### [Task requirements]
Copy all the data exactly, except the pictures.
::: Records for this task
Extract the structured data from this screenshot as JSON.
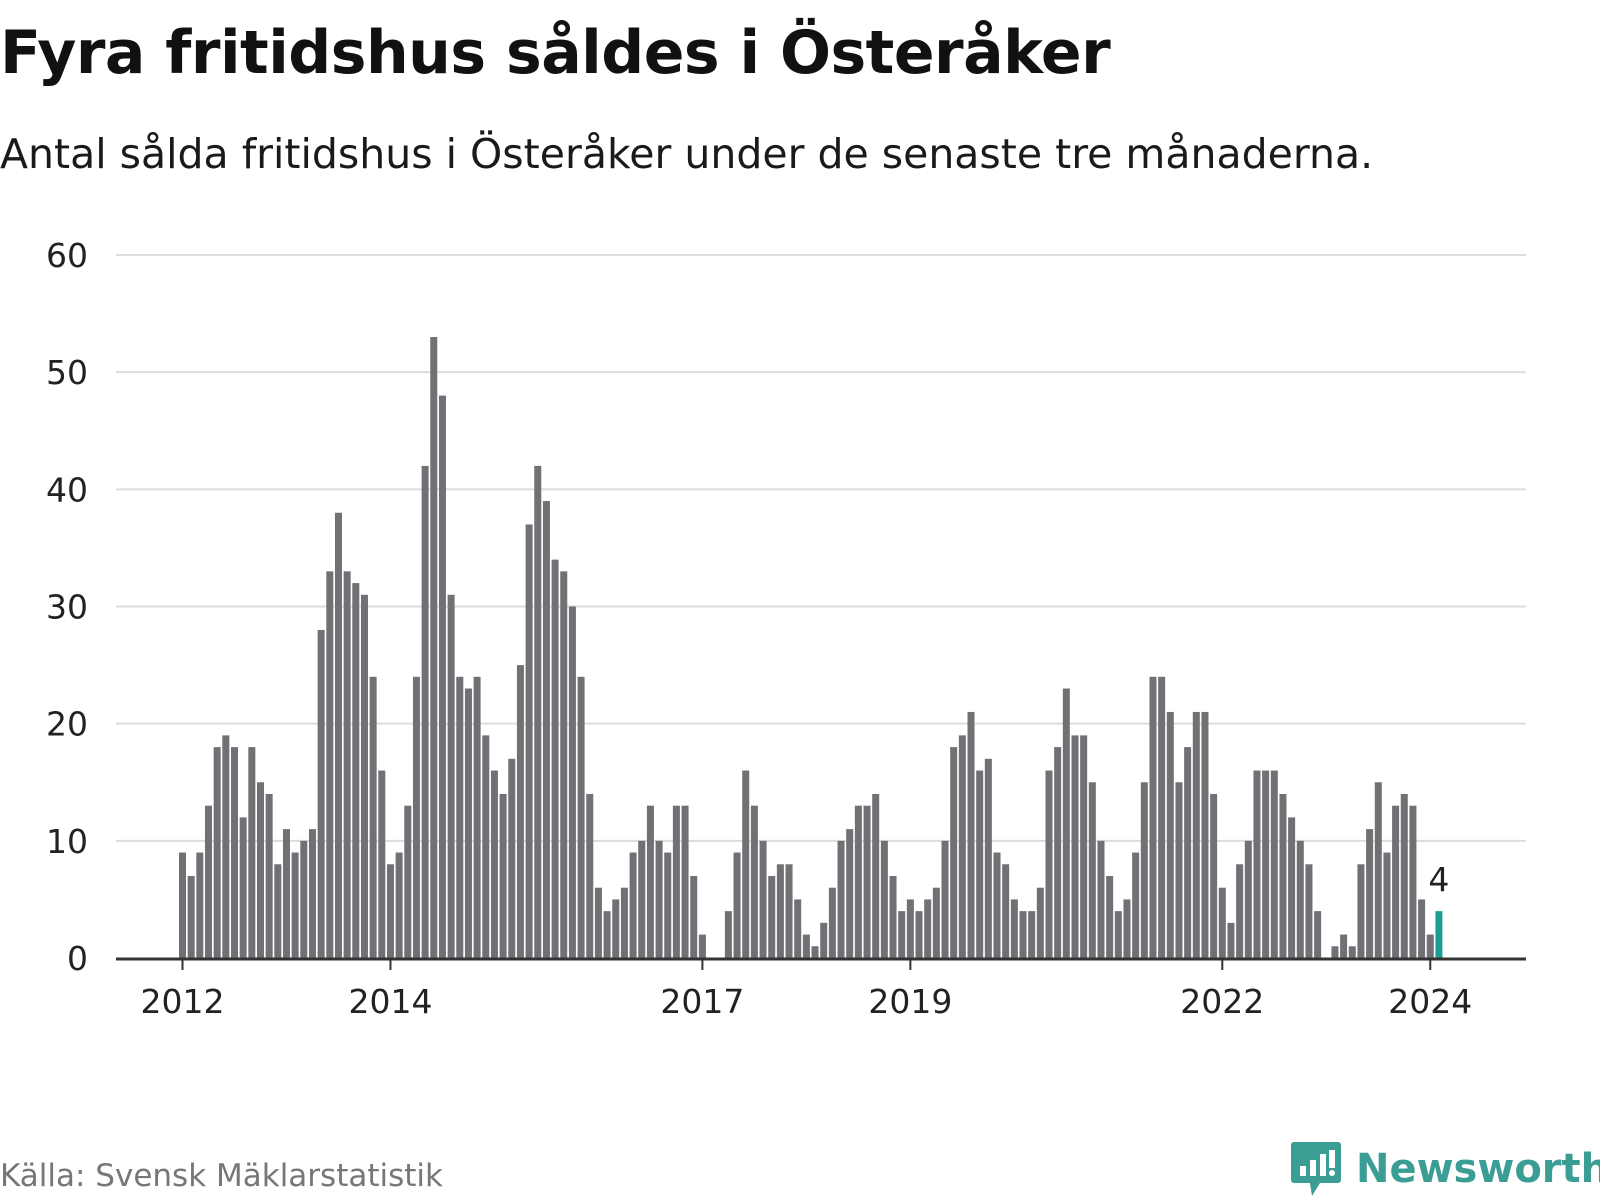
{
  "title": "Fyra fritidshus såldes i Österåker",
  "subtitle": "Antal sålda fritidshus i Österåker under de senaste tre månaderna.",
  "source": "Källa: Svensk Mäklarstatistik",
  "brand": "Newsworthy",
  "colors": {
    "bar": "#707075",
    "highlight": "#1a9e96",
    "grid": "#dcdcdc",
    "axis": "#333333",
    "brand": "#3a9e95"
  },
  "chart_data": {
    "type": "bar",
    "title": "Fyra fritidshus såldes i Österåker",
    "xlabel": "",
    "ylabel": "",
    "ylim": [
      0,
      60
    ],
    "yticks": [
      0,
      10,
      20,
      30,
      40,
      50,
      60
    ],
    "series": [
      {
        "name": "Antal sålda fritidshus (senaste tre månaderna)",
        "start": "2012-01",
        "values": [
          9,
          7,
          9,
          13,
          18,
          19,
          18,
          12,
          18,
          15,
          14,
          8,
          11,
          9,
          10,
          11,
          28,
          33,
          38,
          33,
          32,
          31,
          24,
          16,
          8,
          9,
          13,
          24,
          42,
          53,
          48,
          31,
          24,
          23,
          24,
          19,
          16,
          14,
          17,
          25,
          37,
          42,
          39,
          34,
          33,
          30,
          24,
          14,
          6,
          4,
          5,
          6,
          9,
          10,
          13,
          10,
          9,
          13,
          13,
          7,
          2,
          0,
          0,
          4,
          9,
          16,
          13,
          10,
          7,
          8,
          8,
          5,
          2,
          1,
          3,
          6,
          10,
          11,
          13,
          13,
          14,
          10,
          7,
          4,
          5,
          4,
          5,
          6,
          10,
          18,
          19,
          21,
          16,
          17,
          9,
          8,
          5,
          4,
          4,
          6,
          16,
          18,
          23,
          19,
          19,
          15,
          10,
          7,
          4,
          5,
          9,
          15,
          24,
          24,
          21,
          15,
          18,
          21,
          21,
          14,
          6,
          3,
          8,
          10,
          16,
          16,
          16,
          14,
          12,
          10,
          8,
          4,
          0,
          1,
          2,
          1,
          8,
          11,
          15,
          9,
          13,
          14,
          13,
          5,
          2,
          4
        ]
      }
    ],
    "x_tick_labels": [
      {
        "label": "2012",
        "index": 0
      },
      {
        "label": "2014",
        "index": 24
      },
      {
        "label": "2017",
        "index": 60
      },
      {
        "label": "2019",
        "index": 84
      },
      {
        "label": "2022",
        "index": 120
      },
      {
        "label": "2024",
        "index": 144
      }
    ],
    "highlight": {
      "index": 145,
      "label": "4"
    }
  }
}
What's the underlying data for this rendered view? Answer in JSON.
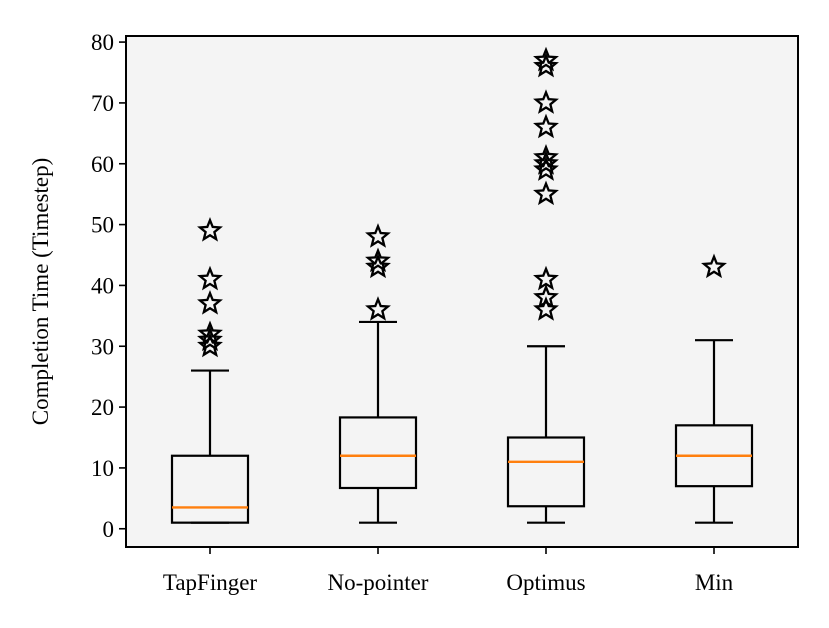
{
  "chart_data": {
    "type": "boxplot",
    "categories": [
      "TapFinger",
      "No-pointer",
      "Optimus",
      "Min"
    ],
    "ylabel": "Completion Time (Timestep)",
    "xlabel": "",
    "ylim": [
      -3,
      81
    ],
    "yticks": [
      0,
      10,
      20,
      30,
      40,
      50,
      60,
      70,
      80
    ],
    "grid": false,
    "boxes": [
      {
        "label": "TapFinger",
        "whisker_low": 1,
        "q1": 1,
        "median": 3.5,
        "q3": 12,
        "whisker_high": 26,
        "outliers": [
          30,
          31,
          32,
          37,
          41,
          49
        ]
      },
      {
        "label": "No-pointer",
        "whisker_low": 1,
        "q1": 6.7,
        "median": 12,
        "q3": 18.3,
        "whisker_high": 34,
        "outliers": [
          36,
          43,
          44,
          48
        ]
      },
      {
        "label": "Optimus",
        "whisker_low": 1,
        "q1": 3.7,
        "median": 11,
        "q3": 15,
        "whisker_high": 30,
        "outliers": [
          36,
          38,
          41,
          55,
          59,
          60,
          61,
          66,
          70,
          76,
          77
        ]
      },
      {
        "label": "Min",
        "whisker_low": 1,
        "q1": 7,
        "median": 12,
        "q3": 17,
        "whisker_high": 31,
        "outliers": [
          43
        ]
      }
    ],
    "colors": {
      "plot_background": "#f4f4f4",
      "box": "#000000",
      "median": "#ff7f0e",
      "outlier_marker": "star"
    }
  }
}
::::::
### [Worked answer]
Extract the structured data from this screenshot as JSON.
{
  "title": "Fyra fritidshus såldes i Österåker",
  "subtitle": "Antal sålda fritidshus i Österåker under de senaste tre månaderna.",
  "source": "Källa: Svensk Mäklarstatistik",
  "brand": "Newsworthy",
  "colors": {
    "bar": "#707075",
    "highlight": "#1a9e96",
    "grid": "#dcdcdc",
    "axis": "#333333",
    "brand": "#3a9e95"
  },
  "chart_data": {
    "type": "bar",
    "title": "Fyra fritidshus såldes i Österåker",
    "xlabel": "",
    "ylabel": "",
    "ylim": [
      0,
      60
    ],
    "yticks": [
      0,
      10,
      20,
      30,
      40,
      50,
      60
    ],
    "series": [
      {
        "name": "Antal sålda fritidshus (senaste tre månaderna)",
        "start": "2012-01",
        "values": [
          9,
          7,
          9,
          13,
          18,
          19,
          18,
          12,
          18,
          15,
          14,
          8,
          11,
          9,
          10,
          11,
          28,
          33,
          38,
          33,
          32,
          31,
          24,
          16,
          8,
          9,
          13,
          24,
          42,
          53,
          48,
          31,
          24,
          23,
          24,
          19,
          16,
          14,
          17,
          25,
          37,
          42,
          39,
          34,
          33,
          30,
          24,
          14,
          6,
          4,
          5,
          6,
          9,
          10,
          13,
          10,
          9,
          13,
          13,
          7,
          2,
          0,
          0,
          4,
          9,
          16,
          13,
          10,
          7,
          8,
          8,
          5,
          2,
          1,
          3,
          6,
          10,
          11,
          13,
          13,
          14,
          10,
          7,
          4,
          5,
          4,
          5,
          6,
          10,
          18,
          19,
          21,
          16,
          17,
          9,
          8,
          5,
          4,
          4,
          6,
          16,
          18,
          23,
          19,
          19,
          15,
          10,
          7,
          4,
          5,
          9,
          15,
          24,
          24,
          21,
          15,
          18,
          21,
          21,
          14,
          6,
          3,
          8,
          10,
          16,
          16,
          16,
          14,
          12,
          10,
          8,
          4,
          0,
          1,
          2,
          1,
          8,
          11,
          15,
          9,
          13,
          14,
          13,
          5,
          2,
          4
        ]
      }
    ],
    "x_tick_labels": [
      {
        "label": "2012",
        "index": 0
      },
      {
        "label": "2014",
        "index": 24
      },
      {
        "label": "2017",
        "index": 60
      },
      {
        "label": "2019",
        "index": 84
      },
      {
        "label": "2022",
        "index": 120
      },
      {
        "label": "2024",
        "index": 144
      }
    ],
    "highlight": {
      "index": 145,
      "label": "4"
    }
  }
}
What's the underlying data for this rendered view? Answer in JSON.
{
  "chart_data": {
    "type": "boxplot",
    "categories": [
      "TapFinger",
      "No-pointer",
      "Optimus",
      "Min"
    ],
    "ylabel": "Completion Time (Timestep)",
    "xlabel": "",
    "ylim": [
      -3,
      81
    ],
    "yticks": [
      0,
      10,
      20,
      30,
      40,
      50,
      60,
      70,
      80
    ],
    "grid": false,
    "boxes": [
      {
        "label": "TapFinger",
        "whisker_low": 1,
        "q1": 1,
        "median": 3.5,
        "q3": 12,
        "whisker_high": 26,
        "outliers": [
          30,
          31,
          32,
          37,
          41,
          49
        ]
      },
      {
        "label": "No-pointer",
        "whisker_low": 1,
        "q1": 6.7,
        "median": 12,
        "q3": 18.3,
        "whisker_high": 34,
        "outliers": [
          36,
          43,
          44,
          48
        ]
      },
      {
        "label": "Optimus",
        "whisker_low": 1,
        "q1": 3.7,
        "median": 11,
        "q3": 15,
        "whisker_high": 30,
        "outliers": [
          36,
          38,
          41,
          55,
          59,
          60,
          61,
          66,
          70,
          76,
          77
        ]
      },
      {
        "label": "Min",
        "whisker_low": 1,
        "q1": 7,
        "median": 12,
        "q3": 17,
        "whisker_high": 31,
        "outliers": [
          43
        ]
      }
    ],
    "colors": {
      "plot_background": "#f4f4f4",
      "box": "#000000",
      "median": "#ff7f0e",
      "outlier_marker": "star"
    }
  }
}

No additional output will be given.